Exercise details: Produce the listing below again, exactly as shown.

Raw data:
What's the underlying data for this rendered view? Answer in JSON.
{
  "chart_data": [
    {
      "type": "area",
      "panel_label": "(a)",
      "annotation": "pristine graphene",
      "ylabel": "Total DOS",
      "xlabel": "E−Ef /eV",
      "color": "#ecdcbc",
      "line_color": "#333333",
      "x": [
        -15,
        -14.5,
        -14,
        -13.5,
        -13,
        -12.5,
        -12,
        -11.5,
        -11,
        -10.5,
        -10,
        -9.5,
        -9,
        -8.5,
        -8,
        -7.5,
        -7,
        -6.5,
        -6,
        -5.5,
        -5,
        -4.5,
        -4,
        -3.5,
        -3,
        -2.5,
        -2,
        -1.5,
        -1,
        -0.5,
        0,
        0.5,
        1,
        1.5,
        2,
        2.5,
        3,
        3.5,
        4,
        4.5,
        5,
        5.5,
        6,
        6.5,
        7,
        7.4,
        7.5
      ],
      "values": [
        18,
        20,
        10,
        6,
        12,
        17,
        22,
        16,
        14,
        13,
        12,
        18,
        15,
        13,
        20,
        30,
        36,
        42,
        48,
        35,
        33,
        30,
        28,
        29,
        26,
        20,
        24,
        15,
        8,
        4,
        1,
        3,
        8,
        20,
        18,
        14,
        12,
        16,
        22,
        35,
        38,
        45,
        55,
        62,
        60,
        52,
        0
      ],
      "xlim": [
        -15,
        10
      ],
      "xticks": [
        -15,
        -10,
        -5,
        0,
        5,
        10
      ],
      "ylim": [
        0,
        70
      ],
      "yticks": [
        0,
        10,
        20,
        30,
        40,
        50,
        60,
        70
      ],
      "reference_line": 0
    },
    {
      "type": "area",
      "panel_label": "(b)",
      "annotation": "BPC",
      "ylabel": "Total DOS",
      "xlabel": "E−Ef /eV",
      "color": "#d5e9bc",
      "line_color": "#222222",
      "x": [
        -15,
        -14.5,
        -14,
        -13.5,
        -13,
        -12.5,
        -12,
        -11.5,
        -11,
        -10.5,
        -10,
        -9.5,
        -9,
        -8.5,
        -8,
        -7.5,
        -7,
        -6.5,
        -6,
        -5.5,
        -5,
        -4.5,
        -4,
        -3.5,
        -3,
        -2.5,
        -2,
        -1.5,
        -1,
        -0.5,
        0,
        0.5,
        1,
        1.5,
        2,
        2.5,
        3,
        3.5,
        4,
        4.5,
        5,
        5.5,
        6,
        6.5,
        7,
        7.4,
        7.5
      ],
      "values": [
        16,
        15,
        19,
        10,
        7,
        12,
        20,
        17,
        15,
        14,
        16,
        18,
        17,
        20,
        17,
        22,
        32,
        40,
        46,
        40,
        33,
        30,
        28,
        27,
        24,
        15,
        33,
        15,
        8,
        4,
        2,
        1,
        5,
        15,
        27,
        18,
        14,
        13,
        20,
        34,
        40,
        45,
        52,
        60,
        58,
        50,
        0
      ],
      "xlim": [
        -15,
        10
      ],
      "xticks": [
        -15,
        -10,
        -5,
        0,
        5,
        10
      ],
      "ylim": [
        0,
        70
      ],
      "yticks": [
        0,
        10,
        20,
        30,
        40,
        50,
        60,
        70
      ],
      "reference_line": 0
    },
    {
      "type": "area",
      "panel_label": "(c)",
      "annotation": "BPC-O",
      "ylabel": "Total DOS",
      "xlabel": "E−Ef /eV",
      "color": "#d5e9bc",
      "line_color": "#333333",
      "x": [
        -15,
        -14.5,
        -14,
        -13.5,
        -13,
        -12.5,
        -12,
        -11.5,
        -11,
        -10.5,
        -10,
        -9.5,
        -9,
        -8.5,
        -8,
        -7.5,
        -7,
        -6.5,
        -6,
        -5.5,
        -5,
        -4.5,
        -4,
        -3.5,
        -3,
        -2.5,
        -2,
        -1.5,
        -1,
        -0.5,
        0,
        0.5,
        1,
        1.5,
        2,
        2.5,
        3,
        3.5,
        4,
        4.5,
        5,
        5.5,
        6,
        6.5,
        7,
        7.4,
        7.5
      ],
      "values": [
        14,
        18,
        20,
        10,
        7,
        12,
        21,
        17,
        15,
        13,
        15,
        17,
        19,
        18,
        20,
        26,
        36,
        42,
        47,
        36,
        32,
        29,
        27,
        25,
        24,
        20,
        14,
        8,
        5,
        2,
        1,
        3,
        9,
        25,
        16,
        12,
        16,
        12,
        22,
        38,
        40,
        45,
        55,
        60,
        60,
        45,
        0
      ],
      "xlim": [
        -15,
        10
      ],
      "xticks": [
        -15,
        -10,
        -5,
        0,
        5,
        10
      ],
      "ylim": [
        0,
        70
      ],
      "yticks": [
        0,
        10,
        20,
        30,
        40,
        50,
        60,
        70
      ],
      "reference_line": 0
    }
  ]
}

Correct result:
What's the underlying data for this rendered view? Answer in JSON.
{
  "chart_data": [
    {
      "type": "area",
      "panel_label": "(a)",
      "annotation": "pristine graphene",
      "ylabel": "Total DOS",
      "xlabel": "E−Ef /eV",
      "color": "#ecdcbc",
      "line_color": "#333333",
      "x": [
        -15,
        -14.5,
        -14,
        -13.5,
        -13,
        -12.5,
        -12,
        -11.5,
        -11,
        -10.5,
        -10,
        -9.5,
        -9,
        -8.5,
        -8,
        -7.5,
        -7,
        -6.5,
        -6,
        -5.5,
        -5,
        -4.5,
        -4,
        -3.5,
        -3,
        -2.5,
        -2,
        -1.5,
        -1,
        -0.5,
        0,
        0.5,
        1,
        1.5,
        2,
        2.5,
        3,
        3.5,
        4,
        4.5,
        5,
        5.5,
        6,
        6.5,
        7,
        7.4,
        7.5
      ],
      "values": [
        18,
        20,
        10,
        6,
        12,
        17,
        22,
        16,
        14,
        13,
        12,
        18,
        15,
        13,
        20,
        30,
        36,
        42,
        48,
        35,
        33,
        30,
        28,
        29,
        26,
        20,
        24,
        15,
        8,
        4,
        1,
        3,
        8,
        20,
        18,
        14,
        12,
        16,
        22,
        35,
        38,
        45,
        55,
        62,
        60,
        52,
        0
      ],
      "xlim": [
        -15,
        10
      ],
      "xticks": [
        -15,
        -10,
        -5,
        0,
        5,
        10
      ],
      "ylim": [
        0,
        70
      ],
      "yticks": [
        0,
        10,
        20,
        30,
        40,
        50,
        60,
        70
      ],
      "reference_line": 0
    },
    {
      "type": "area",
      "panel_label": "(b)",
      "annotation": "BPC",
      "ylabel": "Total DOS",
      "xlabel": "E−Ef /eV",
      "color": "#d5e9bc",
      "line_color": "#222222",
      "x": [
        -15,
        -14.5,
        -14,
        -13.5,
        -13,
        -12.5,
        -12,
        -11.5,
        -11,
        -10.5,
        -10,
        -9.5,
        -9,
        -8.5,
        -8,
        -7.5,
        -7,
        -6.5,
        -6,
        -5.5,
        -5,
        -4.5,
        -4,
        -3.5,
        -3,
        -2.5,
        -2,
        -1.5,
        -1,
        -0.5,
        0,
        0.5,
        1,
        1.5,
        2,
        2.5,
        3,
        3.5,
        4,
        4.5,
        5,
        5.5,
        6,
        6.5,
        7,
        7.4,
        7.5
      ],
      "values": [
        16,
        15,
        19,
        10,
        7,
        12,
        20,
        17,
        15,
        14,
        16,
        18,
        17,
        20,
        17,
        22,
        32,
        40,
        46,
        40,
        33,
        30,
        28,
        27,
        24,
        15,
        33,
        15,
        8,
        4,
        2,
        1,
        5,
        15,
        27,
        18,
        14,
        13,
        20,
        34,
        40,
        45,
        52,
        60,
        58,
        50,
        0
      ],
      "xlim": [
        -15,
        10
      ],
      "xticks": [
        -15,
        -10,
        -5,
        0,
        5,
        10
      ],
      "ylim": [
        0,
        70
      ],
      "yticks": [
        0,
        10,
        20,
        30,
        40,
        50,
        60,
        70
      ],
      "reference_line": 0
    },
    {
      "type": "area",
      "panel_label": "(c)",
      "annotation": "BPC-O",
      "ylabel": "Total DOS",
      "xlabel": "E−Ef /eV",
      "color": "#d5e9bc",
      "line_color": "#333333",
      "x": [
        -15,
        -14.5,
        -14,
        -13.5,
        -13,
        -12.5,
        -12,
        -11.5,
        -11,
        -10.5,
        -10,
        -9.5,
        -9,
        -8.5,
        -8,
        -7.5,
        -7,
        -6.5,
        -6,
        -5.5,
        -5,
        -4.5,
        -4,
        -3.5,
        -3,
        -2.5,
        -2,
        -1.5,
        -1,
        -0.5,
        0,
        0.5,
        1,
        1.5,
        2,
        2.5,
        3,
        3.5,
        4,
        4.5,
        5,
        5.5,
        6,
        6.5,
        7,
        7.4,
        7.5
      ],
      "values": [
        14,
        18,
        20,
        10,
        7,
        12,
        21,
        17,
        15,
        13,
        15,
        17,
        19,
        18,
        20,
        26,
        36,
        42,
        47,
        36,
        32,
        29,
        27,
        25,
        24,
        20,
        14,
        8,
        5,
        2,
        1,
        3,
        9,
        25,
        16,
        12,
        16,
        12,
        22,
        38,
        40,
        45,
        55,
        60,
        60,
        45,
        0
      ],
      "xlim": [
        -15,
        10
      ],
      "xticks": [
        -15,
        -10,
        -5,
        0,
        5,
        10
      ],
      "ylim": [
        0,
        70
      ],
      "yticks": [
        0,
        10,
        20,
        30,
        40,
        50,
        60,
        70
      ],
      "reference_line": 0
    }
  ]
}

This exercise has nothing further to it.